§ Description of the task
Below are records; work out how many of their lines hold the string "title" and give that number alone.
==== Exercise materials
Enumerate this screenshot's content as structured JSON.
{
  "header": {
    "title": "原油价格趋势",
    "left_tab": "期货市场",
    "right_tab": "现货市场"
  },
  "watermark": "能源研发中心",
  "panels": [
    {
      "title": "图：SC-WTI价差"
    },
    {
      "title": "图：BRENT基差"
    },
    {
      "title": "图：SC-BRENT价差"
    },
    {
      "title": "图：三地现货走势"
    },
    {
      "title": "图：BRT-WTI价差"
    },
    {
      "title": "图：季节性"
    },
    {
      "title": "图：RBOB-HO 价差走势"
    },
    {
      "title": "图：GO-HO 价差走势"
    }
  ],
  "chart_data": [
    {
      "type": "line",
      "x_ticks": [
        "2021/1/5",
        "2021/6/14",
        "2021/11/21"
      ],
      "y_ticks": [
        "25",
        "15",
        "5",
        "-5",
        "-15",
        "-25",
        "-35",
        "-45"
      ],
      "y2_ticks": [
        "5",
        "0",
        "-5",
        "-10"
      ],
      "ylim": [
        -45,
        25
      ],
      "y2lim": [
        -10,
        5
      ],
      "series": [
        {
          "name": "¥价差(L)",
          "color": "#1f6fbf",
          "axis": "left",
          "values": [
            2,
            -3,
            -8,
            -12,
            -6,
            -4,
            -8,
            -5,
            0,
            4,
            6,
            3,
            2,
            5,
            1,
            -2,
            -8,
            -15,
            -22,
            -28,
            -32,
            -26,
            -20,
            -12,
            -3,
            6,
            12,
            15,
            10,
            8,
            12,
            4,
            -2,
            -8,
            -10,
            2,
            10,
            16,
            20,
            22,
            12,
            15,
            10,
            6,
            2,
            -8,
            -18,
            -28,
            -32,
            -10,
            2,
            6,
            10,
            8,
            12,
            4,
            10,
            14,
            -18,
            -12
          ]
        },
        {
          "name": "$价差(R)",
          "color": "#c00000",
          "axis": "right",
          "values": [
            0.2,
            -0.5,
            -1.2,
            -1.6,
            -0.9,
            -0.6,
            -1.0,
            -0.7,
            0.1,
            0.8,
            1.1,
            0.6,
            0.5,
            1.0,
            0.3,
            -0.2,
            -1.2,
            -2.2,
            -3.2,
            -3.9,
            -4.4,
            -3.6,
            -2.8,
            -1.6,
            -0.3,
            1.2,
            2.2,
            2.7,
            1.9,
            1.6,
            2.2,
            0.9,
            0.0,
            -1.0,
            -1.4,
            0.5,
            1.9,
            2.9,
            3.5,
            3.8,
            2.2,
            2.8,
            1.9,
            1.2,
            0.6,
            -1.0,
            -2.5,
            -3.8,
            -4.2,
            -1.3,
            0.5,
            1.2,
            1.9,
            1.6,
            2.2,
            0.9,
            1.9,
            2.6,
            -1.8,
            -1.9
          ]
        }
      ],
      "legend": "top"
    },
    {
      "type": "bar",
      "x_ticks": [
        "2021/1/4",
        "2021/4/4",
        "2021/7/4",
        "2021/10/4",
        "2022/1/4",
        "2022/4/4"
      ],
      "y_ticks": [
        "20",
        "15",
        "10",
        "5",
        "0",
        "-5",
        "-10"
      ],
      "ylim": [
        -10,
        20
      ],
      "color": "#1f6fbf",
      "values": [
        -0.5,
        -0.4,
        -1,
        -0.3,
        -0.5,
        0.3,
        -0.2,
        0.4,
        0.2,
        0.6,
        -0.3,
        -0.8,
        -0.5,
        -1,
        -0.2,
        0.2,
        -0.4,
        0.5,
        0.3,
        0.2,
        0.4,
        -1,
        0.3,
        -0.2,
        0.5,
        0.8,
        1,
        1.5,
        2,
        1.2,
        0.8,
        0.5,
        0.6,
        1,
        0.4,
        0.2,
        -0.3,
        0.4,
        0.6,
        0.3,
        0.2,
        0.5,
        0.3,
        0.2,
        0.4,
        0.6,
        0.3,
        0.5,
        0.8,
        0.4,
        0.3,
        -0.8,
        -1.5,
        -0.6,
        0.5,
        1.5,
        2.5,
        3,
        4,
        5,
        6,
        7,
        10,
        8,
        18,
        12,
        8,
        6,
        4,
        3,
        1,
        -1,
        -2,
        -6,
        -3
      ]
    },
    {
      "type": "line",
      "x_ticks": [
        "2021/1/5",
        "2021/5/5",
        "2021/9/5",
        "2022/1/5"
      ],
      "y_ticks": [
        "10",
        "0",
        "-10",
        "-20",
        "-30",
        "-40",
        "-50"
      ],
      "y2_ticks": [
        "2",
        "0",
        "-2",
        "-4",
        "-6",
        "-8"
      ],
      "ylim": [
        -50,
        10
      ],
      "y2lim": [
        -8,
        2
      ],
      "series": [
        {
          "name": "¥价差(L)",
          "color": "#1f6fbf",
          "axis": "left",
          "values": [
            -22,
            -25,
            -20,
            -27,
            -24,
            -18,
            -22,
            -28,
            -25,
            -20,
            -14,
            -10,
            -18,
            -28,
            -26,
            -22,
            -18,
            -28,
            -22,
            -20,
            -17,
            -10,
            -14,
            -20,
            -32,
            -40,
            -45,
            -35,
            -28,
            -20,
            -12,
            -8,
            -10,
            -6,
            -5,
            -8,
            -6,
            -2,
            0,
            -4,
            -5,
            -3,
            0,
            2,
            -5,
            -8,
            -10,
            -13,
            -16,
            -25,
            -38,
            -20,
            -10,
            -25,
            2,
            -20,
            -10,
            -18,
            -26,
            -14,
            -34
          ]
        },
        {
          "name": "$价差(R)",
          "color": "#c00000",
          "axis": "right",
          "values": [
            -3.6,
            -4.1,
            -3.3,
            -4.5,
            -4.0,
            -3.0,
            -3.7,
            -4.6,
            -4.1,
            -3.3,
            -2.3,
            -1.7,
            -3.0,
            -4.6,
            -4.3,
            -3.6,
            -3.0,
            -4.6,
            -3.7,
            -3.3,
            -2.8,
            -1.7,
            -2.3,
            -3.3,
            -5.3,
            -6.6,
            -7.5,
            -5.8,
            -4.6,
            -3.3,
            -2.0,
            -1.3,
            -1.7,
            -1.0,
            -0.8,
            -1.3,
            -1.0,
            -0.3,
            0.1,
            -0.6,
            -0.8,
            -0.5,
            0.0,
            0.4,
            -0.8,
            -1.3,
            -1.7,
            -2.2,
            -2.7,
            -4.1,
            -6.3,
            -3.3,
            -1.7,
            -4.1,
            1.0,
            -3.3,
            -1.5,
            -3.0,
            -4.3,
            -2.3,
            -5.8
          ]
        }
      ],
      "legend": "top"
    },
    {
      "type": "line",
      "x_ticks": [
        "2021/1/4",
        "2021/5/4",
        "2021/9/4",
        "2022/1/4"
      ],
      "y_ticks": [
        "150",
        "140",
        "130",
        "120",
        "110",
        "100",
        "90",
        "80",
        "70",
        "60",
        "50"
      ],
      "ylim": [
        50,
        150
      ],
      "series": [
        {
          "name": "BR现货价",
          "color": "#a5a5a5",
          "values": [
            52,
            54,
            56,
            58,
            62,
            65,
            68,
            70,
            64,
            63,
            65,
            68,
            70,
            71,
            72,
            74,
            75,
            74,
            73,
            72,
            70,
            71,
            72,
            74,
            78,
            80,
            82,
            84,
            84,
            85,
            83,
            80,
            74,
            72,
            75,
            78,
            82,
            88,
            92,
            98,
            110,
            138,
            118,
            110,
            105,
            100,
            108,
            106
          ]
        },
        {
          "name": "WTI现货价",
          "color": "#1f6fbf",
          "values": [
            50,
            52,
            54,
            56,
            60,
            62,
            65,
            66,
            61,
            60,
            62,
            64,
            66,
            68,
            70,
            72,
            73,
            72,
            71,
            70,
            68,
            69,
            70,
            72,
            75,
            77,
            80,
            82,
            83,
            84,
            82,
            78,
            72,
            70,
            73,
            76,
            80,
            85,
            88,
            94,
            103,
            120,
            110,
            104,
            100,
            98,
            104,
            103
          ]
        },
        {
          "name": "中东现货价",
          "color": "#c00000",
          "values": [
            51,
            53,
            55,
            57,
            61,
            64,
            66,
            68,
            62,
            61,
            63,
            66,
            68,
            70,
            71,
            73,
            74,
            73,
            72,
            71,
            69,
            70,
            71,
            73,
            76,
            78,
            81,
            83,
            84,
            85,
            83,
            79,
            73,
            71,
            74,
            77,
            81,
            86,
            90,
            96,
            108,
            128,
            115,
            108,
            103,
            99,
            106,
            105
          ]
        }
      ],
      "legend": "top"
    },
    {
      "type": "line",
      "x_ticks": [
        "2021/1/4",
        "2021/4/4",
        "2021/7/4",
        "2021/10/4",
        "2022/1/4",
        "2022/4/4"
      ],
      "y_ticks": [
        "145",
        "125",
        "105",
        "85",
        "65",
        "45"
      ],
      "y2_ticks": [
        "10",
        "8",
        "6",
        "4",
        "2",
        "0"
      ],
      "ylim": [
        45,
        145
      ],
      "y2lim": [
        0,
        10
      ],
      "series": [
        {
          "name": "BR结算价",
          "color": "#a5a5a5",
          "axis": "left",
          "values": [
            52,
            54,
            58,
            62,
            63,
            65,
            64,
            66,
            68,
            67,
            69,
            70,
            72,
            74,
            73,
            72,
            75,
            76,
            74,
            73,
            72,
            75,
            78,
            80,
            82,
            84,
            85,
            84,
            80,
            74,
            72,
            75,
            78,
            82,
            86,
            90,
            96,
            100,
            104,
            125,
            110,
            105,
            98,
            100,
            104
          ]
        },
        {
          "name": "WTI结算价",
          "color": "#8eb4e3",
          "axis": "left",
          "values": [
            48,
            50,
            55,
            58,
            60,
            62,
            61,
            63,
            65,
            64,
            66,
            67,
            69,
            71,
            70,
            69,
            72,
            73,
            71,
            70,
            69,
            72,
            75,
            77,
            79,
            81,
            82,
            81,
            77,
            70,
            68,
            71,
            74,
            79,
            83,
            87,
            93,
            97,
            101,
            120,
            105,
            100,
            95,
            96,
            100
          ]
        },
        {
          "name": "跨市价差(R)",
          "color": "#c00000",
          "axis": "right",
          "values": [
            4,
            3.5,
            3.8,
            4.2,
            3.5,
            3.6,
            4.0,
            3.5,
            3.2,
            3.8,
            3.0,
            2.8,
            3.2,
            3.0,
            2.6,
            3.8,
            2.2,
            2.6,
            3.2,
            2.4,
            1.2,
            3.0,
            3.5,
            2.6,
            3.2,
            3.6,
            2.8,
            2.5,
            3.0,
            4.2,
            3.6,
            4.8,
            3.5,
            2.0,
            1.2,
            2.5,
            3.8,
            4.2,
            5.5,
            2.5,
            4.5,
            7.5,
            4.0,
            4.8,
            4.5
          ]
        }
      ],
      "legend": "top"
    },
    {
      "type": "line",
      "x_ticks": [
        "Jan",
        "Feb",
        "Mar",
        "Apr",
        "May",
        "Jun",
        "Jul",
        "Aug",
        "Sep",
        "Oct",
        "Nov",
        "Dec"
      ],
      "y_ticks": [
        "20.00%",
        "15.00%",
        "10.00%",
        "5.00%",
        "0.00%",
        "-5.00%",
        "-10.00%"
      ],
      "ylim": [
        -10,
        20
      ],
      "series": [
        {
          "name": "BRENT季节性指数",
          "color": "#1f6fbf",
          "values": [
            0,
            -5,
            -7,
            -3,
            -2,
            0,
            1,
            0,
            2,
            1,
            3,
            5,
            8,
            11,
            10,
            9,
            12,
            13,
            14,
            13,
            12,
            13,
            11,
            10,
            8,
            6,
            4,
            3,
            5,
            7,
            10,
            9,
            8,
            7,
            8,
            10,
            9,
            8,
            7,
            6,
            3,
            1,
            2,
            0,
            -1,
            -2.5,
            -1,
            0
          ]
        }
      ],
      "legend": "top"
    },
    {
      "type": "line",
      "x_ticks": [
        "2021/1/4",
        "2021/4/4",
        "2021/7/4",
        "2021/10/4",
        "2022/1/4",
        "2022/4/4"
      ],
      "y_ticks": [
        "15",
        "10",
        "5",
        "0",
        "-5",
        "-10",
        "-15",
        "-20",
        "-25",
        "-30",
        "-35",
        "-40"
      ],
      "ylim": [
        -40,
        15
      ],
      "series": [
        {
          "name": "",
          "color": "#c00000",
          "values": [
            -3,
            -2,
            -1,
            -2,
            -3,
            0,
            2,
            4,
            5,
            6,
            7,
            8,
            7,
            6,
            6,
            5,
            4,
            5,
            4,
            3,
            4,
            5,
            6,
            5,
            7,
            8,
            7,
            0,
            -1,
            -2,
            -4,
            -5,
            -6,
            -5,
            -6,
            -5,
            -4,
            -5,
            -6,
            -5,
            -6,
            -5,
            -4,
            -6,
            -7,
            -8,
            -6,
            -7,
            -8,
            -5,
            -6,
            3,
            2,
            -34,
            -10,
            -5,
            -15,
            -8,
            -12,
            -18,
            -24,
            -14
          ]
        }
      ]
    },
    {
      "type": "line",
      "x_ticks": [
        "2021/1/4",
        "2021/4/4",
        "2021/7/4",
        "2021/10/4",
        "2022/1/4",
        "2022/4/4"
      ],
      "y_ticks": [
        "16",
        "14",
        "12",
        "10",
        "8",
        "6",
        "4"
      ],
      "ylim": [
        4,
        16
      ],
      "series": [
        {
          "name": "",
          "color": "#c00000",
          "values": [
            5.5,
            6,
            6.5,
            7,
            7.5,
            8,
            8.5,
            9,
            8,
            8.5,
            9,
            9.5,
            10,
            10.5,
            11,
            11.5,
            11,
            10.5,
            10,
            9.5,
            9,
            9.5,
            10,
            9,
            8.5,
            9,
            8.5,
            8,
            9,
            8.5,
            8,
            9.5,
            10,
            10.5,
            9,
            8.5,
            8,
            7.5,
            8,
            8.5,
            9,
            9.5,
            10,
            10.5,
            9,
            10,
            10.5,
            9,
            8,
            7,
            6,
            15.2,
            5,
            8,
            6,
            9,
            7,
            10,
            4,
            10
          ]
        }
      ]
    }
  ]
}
========
§ Answer below
9